**STORED DATA:**

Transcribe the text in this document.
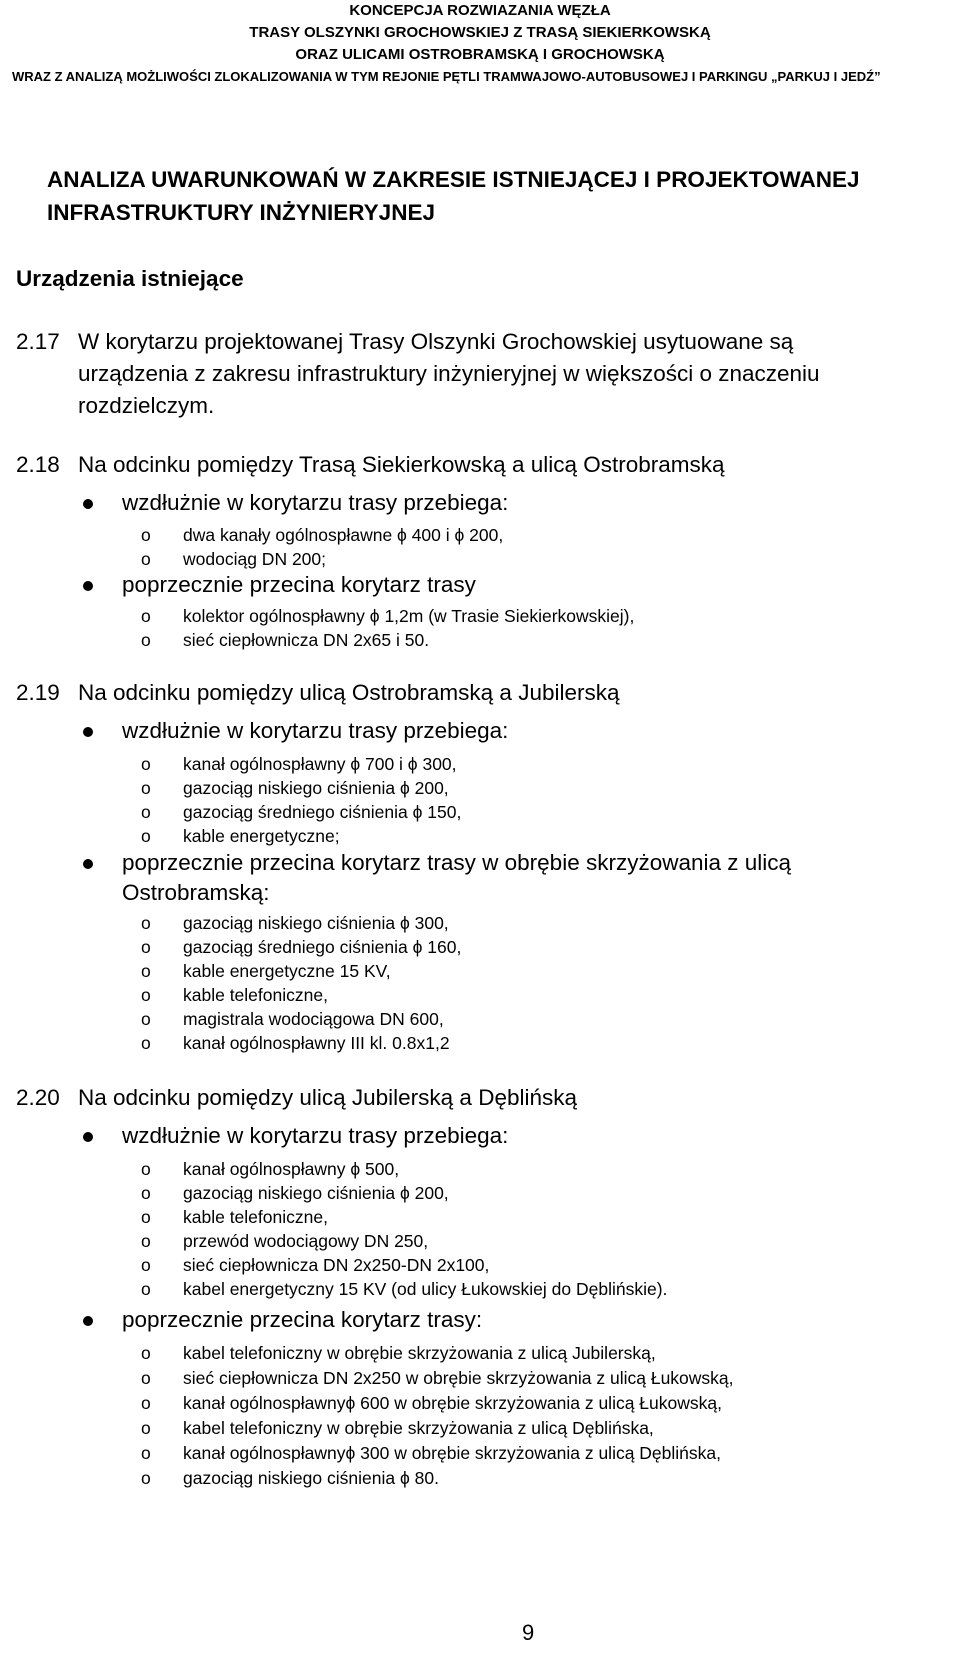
KONCEPCJA ROZWIAZANIA WĘZŁA
TRASY OLSZYNKI GROCHOWSKIEJ Z TRASĄ SIEKIERKOWSKĄ
ORAZ ULICAMI OSTROBRAMSKĄ I GROCHOWSKĄ
WRAZ Z ANALIZĄ MOŻLIWOŚCI ZLOKALIZOWANIA W TYM REJONIE PĘTLI TRAMWAJOWO-AUTOBUSOWEJ I PARKINGU „PARKUJ I JEDŹ”
ANALIZA UWARUNKOWAŃ W ZAKRESIE ISTNIEJĄCEJ I PROJEKTOWANEJ INFRASTRUKTURY INŻYNIERYJNEJ
Urządzenia istniejące
2.17 W korytarzu projektowanej Trasy Olszynki Grochowskiej usytuowane są urządzenia z zakresu infrastruktury inżynieryjnej w większości o znaczeniu rozdzielczym.
2.18 Na odcinku pomiędzy Trasą Siekierkowską a ulicą Ostrobramską
wzdłużnie w korytarzu trasy przebiega:
o dwa kanały ogólnospławne ϕ 400 i ϕ 200,
o wodociąg DN 200;
poprzecznie przecina korytarz trasy
o kolektor ogólnospławny ϕ 1,2m (w Trasie Siekierkowskiej),
o sieć ciepłownicza DN 2x65 i 50.
2.19 Na odcinku pomiędzy ulicą Ostrobramską a Jubilerską
wzdłużnie w korytarzu trasy przebiega:
o kanał ogólnospławny ϕ 700 i ϕ 300,
o gazociąg niskiego ciśnienia ϕ 200,
o gazociąg średniego ciśnienia ϕ 150,
o kable energetyczne;
poprzecznie przecina korytarz trasy w obrębie skrzyżowania z ulicą Ostrobramską:
o gazociąg niskiego ciśnienia ϕ 300,
o gazociąg średniego ciśnienia ϕ 160,
o kable energetyczne 15 KV,
o kable telefoniczne,
o magistrala wodociągowa DN 600,
o kanał ogólnospławny III kl. 0.8x1,2
2.20 Na odcinku pomiędzy ulicą Jubilerską a Dęblińską
wzdłużnie w korytarzu trasy przebiega:
o kanał ogólnospławny ϕ 500,
o gazociąg niskiego ciśnienia ϕ 200,
o kable telefoniczne,
o przewód wodociągowy DN 250,
o sieć ciepłownicza DN 2x250-DN 2x100,
o kabel energetyczny 15 KV (od ulicy Łukowskiej do Dęblińskie).
poprzecznie przecina korytarz trasy:
o kabel telefoniczny w obrębie skrzyżowania z ulicą Jubilerską,
o sieć ciepłownicza DN 2x250 w obrębie skrzyżowania z ulicą Łukowską,
o kanał ogólnospławnyϕ 600 w obrębie skrzyżowania z ulicą Łukowską,
o kabel telefoniczny w obrębie skrzyżowania z ulicą Dęblińska,
o kanał ogólnospławnyϕ 300 w obrębie skrzyżowania z ulicą Dęblińska,
o gazociąg niskiego ciśnienia ϕ 80.
9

**DESCRIPTION OF THE TASK:**
Copy all the data exactly as written, but skip any picture.

**EXERCISE RESULT:**
Transcribe the text in this document.
KONCEPCJA ROZWIAZANIA WĘZŁA
TRASY OLSZYNKI GROCHOWSKIEJ Z TRASĄ SIEKIERKOWSKĄ
ORAZ ULICAMI OSTROBRAMSKĄ I GROCHOWSKĄ
WRAZ Z ANALIZĄ MOŻLIWOŚCI ZLOKALIZOWANIA W TYM REJONIE PĘTLI TRAMWAJOWO-AUTOBUSOWEJ I PARKINGU „PARKUJ I JEDŹ”
ANALIZA UWARUNKOWAŃ W ZAKRESIE ISTNIEJĄCEJ I PROJEKTOWANEJ INFRASTRUKTURY INŻYNIERYJNEJ
Urządzenia istniejące
2.17 W korytarzu projektowanej Trasy Olszynki Grochowskiej usytuowane są urządzenia z zakresu infrastruktury inżynieryjnej w większości o znaczeniu rozdzielczym.
2.18 Na odcinku pomiędzy Trasą Siekierkowską a ulicą Ostrobramską
wzdłużnie w korytarzu trasy przebiega:
o dwa kanały ogólnospławne ϕ 400 i ϕ 200,
o wodociąg DN 200;
poprzecznie przecina korytarz trasy
o kolektor ogólnospławny ϕ 1,2m (w Trasie Siekierkowskiej),
o sieć ciepłownicza DN 2x65 i 50.
2.19 Na odcinku pomiędzy ulicą Ostrobramską a Jubilerską
wzdłużnie w korytarzu trasy przebiega:
o kanał ogólnospławny ϕ 700 i ϕ 300,
o gazociąg niskiego ciśnienia ϕ 200,
o gazociąg średniego ciśnienia ϕ 150,
o kable energetyczne;
poprzecznie przecina korytarz trasy w obrębie skrzyżowania z ulicą Ostrobramską:
o gazociąg niskiego ciśnienia ϕ 300,
o gazociąg średniego ciśnienia ϕ 160,
o kable energetyczne 15 KV,
o kable telefoniczne,
o magistrala wodociągowa DN 600,
o kanał ogólnospławny III kl. 0.8x1,2
2.20 Na odcinku pomiędzy ulicą Jubilerską a Dęblińską
wzdłużnie w korytarzu trasy przebiega:
o kanał ogólnospławny ϕ 500,
o gazociąg niskiego ciśnienia ϕ 200,
o kable telefoniczne,
o przewód wodociągowy DN 250,
o sieć ciepłownicza DN 2x250-DN 2x100,
o kabel energetyczny 15 KV (od ulicy Łukowskiej do Dęblińskie).
poprzecznie przecina korytarz trasy:
o kabel telefoniczny w obrębie skrzyżowania z ulicą Jubilerską,
o sieć ciepłownicza DN 2x250 w obrębie skrzyżowania z ulicą Łukowską,
o kanał ogólnospławnyϕ 600 w obrębie skrzyżowania z ulicą Łukowską,
o kabel telefoniczny w obrębie skrzyżowania z ulicą Dęblińska,
o kanał ogólnospławnyϕ 300 w obrębie skrzyżowania z ulicą Dęblińska,
o gazociąg niskiego ciśnienia ϕ 80.
9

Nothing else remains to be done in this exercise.